>> Begin
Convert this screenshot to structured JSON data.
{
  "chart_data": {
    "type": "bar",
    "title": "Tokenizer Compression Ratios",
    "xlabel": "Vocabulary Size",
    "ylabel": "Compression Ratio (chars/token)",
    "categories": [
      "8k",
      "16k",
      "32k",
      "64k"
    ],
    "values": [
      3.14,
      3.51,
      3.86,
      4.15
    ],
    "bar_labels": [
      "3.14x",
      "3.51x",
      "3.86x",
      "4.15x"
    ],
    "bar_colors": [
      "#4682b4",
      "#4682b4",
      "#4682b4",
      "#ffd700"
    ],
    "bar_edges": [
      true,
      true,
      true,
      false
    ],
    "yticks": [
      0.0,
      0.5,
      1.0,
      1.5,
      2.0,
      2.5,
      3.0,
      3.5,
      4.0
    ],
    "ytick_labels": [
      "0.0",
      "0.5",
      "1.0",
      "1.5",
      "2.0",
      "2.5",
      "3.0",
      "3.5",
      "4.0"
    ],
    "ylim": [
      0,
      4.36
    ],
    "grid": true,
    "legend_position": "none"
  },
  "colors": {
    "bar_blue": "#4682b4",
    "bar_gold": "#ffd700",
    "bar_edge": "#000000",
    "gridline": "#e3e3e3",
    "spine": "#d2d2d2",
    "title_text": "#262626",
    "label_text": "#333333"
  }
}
>> End
# [Required task]
Restate each of the entries above verbatim.

# [Problem solution]
Convert this screenshot to structured JSON data.
{
  "chart_data": {
    "type": "bar",
    "title": "Tokenizer Compression Ratios",
    "xlabel": "Vocabulary Size",
    "ylabel": "Compression Ratio (chars/token)",
    "categories": [
      "8k",
      "16k",
      "32k",
      "64k"
    ],
    "values": [
      3.14,
      3.51,
      3.86,
      4.15
    ],
    "bar_labels": [
      "3.14x",
      "3.51x",
      "3.86x",
      "4.15x"
    ],
    "bar_colors": [
      "#4682b4",
      "#4682b4",
      "#4682b4",
      "#ffd700"
    ],
    "bar_edges": [
      true,
      true,
      true,
      false
    ],
    "yticks": [
      0.0,
      0.5,
      1.0,
      1.5,
      2.0,
      2.5,
      3.0,
      3.5,
      4.0
    ],
    "ytick_labels": [
      "0.0",
      "0.5",
      "1.0",
      "1.5",
      "2.0",
      "2.5",
      "3.0",
      "3.5",
      "4.0"
    ],
    "ylim": [
      0,
      4.36
    ],
    "grid": true,
    "legend_position": "none"
  },
  "colors": {
    "bar_blue": "#4682b4",
    "bar_gold": "#ffd700",
    "bar_edge": "#000000",
    "gridline": "#e3e3e3",
    "spine": "#d2d2d2",
    "title_text": "#262626",
    "label_text": "#333333"
  }
}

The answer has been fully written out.